DIRECTIONS:
Emit a verbatim copy of the lines running from the line with "OCR this image." through the end of the material below.
━━━ INPUT DATA ━━━
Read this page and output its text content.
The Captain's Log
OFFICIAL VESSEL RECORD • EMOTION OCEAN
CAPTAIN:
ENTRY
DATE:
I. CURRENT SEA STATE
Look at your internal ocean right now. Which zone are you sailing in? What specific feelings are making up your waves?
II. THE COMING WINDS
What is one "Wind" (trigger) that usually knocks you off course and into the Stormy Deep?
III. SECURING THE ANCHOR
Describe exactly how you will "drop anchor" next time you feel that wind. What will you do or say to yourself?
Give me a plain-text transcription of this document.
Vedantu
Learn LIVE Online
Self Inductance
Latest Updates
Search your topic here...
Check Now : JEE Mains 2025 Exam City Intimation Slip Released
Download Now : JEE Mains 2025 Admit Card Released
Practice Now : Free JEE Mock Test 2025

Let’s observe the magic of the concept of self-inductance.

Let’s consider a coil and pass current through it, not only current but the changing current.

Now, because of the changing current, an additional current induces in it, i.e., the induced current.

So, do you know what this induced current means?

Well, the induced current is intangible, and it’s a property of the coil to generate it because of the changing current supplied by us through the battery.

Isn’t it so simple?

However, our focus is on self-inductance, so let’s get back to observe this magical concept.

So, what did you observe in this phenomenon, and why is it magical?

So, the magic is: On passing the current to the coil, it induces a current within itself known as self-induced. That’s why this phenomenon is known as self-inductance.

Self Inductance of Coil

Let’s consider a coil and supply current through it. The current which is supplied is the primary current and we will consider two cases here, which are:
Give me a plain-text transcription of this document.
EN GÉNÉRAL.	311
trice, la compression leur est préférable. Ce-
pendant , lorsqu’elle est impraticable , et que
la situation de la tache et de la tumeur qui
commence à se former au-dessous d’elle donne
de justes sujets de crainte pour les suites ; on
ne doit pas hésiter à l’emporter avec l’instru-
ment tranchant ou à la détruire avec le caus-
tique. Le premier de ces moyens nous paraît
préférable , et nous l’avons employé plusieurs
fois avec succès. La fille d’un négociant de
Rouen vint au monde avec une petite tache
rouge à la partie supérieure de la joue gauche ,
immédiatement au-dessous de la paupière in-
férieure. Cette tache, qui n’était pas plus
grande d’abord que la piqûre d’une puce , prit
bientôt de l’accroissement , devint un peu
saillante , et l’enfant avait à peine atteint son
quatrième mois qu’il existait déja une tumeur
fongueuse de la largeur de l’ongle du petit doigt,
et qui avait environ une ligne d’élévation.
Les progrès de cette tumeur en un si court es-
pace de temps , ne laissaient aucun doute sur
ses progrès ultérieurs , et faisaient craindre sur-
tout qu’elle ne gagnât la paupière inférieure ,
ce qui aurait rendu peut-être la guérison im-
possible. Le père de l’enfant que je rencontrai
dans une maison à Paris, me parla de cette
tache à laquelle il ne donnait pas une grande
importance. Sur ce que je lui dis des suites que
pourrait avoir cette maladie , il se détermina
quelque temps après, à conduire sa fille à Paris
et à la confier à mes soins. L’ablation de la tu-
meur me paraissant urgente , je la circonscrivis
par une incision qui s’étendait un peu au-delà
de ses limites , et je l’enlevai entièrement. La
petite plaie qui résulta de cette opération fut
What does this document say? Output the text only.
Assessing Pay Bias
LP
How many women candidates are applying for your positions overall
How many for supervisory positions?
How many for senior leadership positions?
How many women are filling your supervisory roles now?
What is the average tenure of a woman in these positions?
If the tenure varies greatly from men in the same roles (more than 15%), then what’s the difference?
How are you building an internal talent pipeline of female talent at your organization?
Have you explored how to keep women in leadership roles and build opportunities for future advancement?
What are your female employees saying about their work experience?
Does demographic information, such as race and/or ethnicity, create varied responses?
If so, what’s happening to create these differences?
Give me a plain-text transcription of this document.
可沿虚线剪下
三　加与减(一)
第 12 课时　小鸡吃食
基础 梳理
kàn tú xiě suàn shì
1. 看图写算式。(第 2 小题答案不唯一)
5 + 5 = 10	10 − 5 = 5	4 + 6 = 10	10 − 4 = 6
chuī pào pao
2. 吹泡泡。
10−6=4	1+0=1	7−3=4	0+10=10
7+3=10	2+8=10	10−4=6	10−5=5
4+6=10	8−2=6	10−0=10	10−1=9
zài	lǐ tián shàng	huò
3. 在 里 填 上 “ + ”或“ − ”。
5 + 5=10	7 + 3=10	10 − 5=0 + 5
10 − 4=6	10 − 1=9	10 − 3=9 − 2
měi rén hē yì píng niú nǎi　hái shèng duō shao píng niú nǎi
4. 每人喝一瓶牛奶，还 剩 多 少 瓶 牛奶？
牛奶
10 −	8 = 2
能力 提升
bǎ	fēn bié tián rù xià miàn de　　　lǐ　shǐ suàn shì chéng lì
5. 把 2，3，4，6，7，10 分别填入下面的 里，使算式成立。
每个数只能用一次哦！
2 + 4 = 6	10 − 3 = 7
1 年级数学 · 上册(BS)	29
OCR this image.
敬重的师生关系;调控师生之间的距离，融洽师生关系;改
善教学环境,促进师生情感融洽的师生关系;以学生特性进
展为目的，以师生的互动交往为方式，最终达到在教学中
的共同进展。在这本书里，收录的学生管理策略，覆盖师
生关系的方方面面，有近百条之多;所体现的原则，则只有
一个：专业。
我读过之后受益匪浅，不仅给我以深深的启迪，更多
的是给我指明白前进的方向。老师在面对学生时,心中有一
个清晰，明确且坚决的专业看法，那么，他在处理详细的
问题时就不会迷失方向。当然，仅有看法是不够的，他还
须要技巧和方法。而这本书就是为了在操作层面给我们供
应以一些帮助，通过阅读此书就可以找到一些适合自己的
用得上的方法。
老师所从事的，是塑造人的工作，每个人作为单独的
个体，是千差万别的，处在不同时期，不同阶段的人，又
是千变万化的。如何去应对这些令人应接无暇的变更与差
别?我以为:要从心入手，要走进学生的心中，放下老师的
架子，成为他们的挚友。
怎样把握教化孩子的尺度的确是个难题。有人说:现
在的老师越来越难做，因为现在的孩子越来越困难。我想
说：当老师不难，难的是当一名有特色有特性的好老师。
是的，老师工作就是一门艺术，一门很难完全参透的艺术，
━━━
WORKED SOLUTION:
OCR this image.
敬重的师生关系;调控师生之间的距离，融洽师生关系;改
善教学环境,促进师生情感融洽的师生关系;以学生特性进
展为目的，以师生的互动交往为方式，最终达到在教学中
的共同进展。在这本书里，收录的学生管理策略，覆盖师
生关系的方方面面，有近百条之多;所体现的原则，则只有
一个：专业。
我读过之后受益匪浅，不仅给我以深深的启迪，更多
的是给我指明白前进的方向。老师在面对学生时,心中有一
个清晰，明确且坚决的专业看法，那么，他在处理详细的
问题时就不会迷失方向。当然，仅有看法是不够的，他还
须要技巧和方法。而这本书就是为了在操作层面给我们供
应以一些帮助，通过阅读此书就可以找到一些适合自己的
用得上的方法。
老师所从事的，是塑造人的工作，每个人作为单独的
个体，是千差万别的，处在不同时期，不同阶段的人，又
是千变万化的。如何去应对这些令人应接无暇的变更与差
别?我以为:要从心入手，要走进学生的心中，放下老师的
架子，成为他们的挚友。
怎样把握教化孩子的尺度的确是个难题。有人说:现
在的老师越来越难做，因为现在的孩子越来越困难。我想
说：当老师不难，难的是当一名有特色有特性的好老师。
是的，老师工作就是一门艺术，一门很难完全参透的艺术，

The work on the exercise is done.